### EXERCISE BRIEF:
Lines containing the string "this" are to be counted; report only how many there are.

— Start DATA SHOWN —

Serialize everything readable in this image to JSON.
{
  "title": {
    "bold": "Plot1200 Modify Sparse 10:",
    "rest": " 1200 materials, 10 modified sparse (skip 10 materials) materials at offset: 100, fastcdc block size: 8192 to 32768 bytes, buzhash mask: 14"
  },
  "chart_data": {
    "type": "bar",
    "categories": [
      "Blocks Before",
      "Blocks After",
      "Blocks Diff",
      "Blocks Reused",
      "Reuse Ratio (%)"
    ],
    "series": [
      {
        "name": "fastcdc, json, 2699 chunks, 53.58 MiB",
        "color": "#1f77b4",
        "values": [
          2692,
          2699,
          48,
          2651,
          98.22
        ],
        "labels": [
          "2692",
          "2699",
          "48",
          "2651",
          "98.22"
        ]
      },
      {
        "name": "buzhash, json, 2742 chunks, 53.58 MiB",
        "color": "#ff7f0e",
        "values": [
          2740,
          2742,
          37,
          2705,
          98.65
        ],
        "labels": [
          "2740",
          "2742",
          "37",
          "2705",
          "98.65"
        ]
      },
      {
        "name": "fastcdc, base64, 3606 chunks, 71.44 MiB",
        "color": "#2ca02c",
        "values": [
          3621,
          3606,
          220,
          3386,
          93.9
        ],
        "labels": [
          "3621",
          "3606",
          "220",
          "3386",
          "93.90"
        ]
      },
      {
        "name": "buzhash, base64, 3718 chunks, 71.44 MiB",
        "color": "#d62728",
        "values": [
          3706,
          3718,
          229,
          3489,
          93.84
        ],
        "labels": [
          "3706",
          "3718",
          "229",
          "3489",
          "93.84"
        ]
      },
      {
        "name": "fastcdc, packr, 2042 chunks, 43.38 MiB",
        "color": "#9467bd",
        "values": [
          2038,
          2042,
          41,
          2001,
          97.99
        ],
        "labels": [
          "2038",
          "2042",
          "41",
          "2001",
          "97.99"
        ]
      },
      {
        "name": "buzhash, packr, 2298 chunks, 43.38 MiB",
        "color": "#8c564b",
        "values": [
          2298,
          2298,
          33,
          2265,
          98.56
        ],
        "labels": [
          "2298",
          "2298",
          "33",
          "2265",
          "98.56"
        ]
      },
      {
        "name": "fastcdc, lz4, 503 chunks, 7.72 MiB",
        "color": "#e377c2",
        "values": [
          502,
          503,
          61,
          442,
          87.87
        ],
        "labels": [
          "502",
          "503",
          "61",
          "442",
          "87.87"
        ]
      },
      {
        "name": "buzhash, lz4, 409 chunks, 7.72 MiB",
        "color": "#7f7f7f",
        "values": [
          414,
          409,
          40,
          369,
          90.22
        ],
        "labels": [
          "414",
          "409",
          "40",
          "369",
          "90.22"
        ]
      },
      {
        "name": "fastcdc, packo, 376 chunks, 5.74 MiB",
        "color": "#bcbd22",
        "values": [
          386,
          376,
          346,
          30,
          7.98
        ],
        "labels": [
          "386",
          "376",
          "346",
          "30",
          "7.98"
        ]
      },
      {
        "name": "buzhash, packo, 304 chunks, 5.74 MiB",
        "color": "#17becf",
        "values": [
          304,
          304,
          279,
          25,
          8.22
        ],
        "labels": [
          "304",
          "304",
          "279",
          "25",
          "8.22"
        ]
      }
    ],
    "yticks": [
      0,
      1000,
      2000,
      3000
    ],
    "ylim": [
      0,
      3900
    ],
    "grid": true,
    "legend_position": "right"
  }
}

— End DATA SHOWN —
— Start DATA SHOWN —

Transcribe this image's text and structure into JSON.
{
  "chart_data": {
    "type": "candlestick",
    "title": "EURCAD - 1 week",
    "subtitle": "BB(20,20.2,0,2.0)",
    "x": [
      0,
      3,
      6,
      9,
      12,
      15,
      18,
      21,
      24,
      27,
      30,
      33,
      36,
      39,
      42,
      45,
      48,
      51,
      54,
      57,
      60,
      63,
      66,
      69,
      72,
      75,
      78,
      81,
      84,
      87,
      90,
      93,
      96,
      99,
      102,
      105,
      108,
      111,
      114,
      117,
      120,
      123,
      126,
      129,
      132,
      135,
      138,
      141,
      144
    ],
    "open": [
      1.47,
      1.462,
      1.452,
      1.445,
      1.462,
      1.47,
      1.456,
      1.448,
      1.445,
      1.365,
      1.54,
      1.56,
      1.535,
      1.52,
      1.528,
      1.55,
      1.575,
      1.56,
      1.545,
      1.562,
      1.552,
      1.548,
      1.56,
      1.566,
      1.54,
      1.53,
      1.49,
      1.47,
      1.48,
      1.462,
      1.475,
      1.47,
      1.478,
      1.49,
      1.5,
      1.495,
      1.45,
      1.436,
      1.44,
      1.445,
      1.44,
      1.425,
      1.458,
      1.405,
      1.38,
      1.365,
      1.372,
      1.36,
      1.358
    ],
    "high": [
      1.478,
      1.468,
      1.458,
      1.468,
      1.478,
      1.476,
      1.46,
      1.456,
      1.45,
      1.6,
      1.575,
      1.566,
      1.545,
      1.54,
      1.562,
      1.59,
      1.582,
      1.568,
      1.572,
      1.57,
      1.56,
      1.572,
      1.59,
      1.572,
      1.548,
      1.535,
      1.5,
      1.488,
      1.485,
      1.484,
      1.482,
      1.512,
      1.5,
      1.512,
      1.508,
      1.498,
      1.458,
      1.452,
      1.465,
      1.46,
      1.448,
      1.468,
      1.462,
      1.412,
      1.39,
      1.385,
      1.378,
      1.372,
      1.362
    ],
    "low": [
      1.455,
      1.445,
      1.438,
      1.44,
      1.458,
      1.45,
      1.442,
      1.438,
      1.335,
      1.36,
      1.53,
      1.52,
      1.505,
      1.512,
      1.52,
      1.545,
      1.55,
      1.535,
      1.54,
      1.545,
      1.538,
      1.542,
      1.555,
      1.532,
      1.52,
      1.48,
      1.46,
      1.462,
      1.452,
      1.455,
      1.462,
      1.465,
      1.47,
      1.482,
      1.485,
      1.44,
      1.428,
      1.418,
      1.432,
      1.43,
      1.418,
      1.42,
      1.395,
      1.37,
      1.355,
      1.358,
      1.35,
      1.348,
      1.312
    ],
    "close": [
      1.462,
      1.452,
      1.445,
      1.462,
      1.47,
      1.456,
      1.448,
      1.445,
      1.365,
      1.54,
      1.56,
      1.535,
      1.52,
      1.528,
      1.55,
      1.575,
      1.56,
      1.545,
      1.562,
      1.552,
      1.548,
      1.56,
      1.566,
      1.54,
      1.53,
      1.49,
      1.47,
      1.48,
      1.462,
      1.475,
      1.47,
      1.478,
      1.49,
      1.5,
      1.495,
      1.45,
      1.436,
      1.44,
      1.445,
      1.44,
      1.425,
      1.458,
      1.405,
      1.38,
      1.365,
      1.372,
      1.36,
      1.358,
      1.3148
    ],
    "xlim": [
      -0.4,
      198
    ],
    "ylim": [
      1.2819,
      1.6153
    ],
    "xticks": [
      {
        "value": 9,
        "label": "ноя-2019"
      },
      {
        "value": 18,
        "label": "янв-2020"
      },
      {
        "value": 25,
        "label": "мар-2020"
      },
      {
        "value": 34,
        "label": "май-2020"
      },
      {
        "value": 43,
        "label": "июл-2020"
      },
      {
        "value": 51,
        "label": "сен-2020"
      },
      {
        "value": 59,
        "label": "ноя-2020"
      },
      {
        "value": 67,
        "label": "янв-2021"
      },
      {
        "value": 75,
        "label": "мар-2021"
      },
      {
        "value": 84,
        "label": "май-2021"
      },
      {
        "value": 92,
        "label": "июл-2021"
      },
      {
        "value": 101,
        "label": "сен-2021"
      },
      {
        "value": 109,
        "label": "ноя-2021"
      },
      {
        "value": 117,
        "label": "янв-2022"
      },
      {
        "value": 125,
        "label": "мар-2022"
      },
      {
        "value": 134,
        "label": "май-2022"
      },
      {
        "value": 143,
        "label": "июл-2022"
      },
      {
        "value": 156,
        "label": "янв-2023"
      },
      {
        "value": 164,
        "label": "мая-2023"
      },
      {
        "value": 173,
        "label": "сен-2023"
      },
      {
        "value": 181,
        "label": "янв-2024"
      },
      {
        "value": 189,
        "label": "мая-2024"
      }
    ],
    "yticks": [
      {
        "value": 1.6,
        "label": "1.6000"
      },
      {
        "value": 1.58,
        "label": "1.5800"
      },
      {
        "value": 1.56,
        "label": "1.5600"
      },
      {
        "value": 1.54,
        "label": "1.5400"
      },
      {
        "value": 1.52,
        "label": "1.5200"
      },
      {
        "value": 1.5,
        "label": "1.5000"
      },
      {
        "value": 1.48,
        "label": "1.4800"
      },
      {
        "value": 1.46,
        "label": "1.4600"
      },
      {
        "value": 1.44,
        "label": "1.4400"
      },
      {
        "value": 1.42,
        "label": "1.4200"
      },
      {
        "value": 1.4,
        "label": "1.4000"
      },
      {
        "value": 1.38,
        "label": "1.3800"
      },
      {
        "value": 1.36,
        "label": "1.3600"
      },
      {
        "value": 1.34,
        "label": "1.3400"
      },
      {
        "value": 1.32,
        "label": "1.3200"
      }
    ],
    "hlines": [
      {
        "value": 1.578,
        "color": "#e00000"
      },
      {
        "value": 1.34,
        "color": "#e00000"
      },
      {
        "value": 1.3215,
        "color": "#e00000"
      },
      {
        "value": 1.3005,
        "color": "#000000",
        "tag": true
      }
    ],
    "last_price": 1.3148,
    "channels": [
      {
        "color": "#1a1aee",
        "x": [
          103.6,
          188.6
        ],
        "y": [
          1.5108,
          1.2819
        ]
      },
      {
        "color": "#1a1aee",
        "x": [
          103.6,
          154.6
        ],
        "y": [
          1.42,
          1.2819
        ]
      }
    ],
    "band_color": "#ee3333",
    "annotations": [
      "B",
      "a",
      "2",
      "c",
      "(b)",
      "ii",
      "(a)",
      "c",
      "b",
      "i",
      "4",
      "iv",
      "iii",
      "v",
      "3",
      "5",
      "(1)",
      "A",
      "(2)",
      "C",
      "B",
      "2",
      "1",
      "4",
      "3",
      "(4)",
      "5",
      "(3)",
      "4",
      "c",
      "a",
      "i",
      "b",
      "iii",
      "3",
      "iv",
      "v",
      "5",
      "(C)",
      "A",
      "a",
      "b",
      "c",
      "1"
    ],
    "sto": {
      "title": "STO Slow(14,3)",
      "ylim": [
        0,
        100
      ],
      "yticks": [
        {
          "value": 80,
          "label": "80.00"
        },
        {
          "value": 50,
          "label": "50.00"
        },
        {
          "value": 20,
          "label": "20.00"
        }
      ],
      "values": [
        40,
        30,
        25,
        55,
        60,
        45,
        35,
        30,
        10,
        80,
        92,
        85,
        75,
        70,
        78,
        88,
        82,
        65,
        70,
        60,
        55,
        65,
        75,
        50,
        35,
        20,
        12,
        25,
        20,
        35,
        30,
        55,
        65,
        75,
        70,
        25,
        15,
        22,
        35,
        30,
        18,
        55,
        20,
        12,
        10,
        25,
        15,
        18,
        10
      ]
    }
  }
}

— End DATA SHOWN —

### FULL RESPONSE:
2